WHAT THE TASK ASKS: Reproduce every entry below precisely. Pictures are excluded from the copy.

......

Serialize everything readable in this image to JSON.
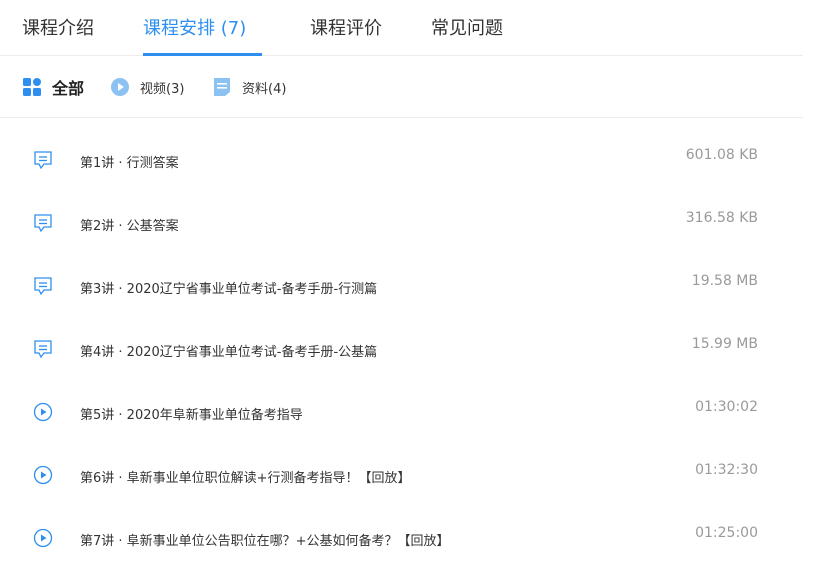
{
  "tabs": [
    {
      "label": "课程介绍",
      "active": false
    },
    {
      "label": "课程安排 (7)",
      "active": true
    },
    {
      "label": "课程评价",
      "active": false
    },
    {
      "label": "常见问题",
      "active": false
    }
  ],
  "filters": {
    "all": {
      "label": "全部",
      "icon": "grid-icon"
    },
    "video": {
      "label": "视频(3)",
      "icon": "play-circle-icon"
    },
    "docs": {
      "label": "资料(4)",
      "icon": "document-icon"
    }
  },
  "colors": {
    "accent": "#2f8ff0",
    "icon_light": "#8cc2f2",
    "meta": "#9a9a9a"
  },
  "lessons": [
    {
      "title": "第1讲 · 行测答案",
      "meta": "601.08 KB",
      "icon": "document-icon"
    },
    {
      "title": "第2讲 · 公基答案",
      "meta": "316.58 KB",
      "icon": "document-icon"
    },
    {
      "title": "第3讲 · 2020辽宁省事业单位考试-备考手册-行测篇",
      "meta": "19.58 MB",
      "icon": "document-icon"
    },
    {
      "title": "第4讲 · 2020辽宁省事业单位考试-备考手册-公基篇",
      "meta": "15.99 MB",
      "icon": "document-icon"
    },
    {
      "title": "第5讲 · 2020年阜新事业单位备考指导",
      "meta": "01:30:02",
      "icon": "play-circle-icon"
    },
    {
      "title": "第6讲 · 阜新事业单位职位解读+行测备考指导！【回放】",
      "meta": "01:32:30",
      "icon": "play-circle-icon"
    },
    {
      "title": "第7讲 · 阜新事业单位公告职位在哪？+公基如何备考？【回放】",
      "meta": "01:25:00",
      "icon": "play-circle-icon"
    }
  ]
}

......

TASK ANSWER:
Serialize everything readable in this image to JSON.
{
  "tabs": [
    {
      "label": "课程介绍",
      "active": false
    },
    {
      "label": "课程安排 (7)",
      "active": true
    },
    {
      "label": "课程评价",
      "active": false
    },
    {
      "label": "常见问题",
      "active": false
    }
  ],
  "filters": {
    "all": {
      "label": "全部",
      "icon": "grid-icon"
    },
    "video": {
      "label": "视频(3)",
      "icon": "play-circle-icon"
    },
    "docs": {
      "label": "资料(4)",
      "icon": "document-icon"
    }
  },
  "colors": {
    "accent": "#2f8ff0",
    "icon_light": "#8cc2f2",
    "meta": "#9a9a9a"
  },
  "lessons": [
    {
      "title": "第1讲 · 行测答案",
      "meta": "601.08 KB",
      "icon": "document-icon"
    },
    {
      "title": "第2讲 · 公基答案",
      "meta": "316.58 KB",
      "icon": "document-icon"
    },
    {
      "title": "第3讲 · 2020辽宁省事业单位考试-备考手册-行测篇",
      "meta": "19.58 MB",
      "icon": "document-icon"
    },
    {
      "title": "第4讲 · 2020辽宁省事业单位考试-备考手册-公基篇",
      "meta": "15.99 MB",
      "icon": "document-icon"
    },
    {
      "title": "第5讲 · 2020年阜新事业单位备考指导",
      "meta": "01:30:02",
      "icon": "play-circle-icon"
    },
    {
      "title": "第6讲 · 阜新事业单位职位解读+行测备考指导！【回放】",
      "meta": "01:32:30",
      "icon": "play-circle-icon"
    },
    {
      "title": "第7讲 · 阜新事业单位公告职位在哪？+公基如何备考？【回放】",
      "meta": "01:25:00",
      "icon": "play-circle-icon"
    }
  ]
}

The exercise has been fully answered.